» **Problem to work on**:
Your task is to write out the complete listing exactly as it is shown.

» **Material provided**:

+---+

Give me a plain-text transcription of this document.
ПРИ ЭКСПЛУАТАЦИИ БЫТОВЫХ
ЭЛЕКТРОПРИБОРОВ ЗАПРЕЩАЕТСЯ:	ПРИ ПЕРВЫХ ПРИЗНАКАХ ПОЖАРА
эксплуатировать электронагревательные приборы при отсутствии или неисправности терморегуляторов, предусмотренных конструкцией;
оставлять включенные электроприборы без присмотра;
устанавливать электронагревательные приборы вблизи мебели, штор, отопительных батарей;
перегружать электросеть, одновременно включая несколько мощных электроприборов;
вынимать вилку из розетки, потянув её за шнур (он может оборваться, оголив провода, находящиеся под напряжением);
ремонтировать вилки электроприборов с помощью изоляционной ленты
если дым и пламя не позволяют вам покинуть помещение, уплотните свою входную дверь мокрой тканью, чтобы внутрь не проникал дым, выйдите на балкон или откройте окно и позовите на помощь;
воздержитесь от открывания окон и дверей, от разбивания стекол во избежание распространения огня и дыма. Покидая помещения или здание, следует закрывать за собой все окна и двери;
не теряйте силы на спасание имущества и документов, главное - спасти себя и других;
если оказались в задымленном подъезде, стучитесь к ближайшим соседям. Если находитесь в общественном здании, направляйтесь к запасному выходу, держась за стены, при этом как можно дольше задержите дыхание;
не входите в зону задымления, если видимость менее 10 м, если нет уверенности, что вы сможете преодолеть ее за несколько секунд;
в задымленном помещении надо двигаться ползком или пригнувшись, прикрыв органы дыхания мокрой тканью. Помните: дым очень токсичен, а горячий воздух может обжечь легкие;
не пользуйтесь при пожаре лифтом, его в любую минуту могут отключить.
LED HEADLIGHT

+---+

» **Written response**:
Give me a plain-text transcription of this document.
ПРИ ЭКСПЛУАТАЦИИ БЫТОВЫХ
ЭЛЕКТРОПРИБОРОВ ЗАПРЕЩАЕТСЯ:	ПРИ ПЕРВЫХ ПРИЗНАКАХ ПОЖАРА
эксплуатировать электронагревательные приборы при отсутствии или неисправности терморегуляторов, предусмотренных конструкцией;
оставлять включенные электроприборы без присмотра;
устанавливать электронагревательные приборы вблизи мебели, штор, отопительных батарей;
перегружать электросеть, одновременно включая несколько мощных электроприборов;
вынимать вилку из розетки, потянув её за шнур (он может оборваться, оголив провода, находящиеся под напряжением);
ремонтировать вилки электроприборов с помощью изоляционной ленты
если дым и пламя не позволяют вам покинуть помещение, уплотните свою входную дверь мокрой тканью, чтобы внутрь не проникал дым, выйдите на балкон или откройте окно и позовите на помощь;
воздержитесь от открывания окон и дверей, от разбивания стекол во избежание распространения огня и дыма. Покидая помещения или здание, следует закрывать за собой все окна и двери;
не теряйте силы на спасание имущества и документов, главное - спасти себя и других;
если оказались в задымленном подъезде, стучитесь к ближайшим соседям. Если находитесь в общественном здании, направляйтесь к запасному выходу, держась за стены, при этом как можно дольше задержите дыхание;
не входите в зону задымления, если видимость менее 10 м, если нет уверенности, что вы сможете преодолеть ее за несколько секунд;
в задымленном помещении надо двигаться ползком или пригнувшись, прикрыв органы дыхания мокрой тканью. Помните: дым очень токсичен, а горячий воздух может обжечь легкие;
не пользуйтесь при пожаре лифтом, его в любую минуту могут отключить.
LED HEADLIGHT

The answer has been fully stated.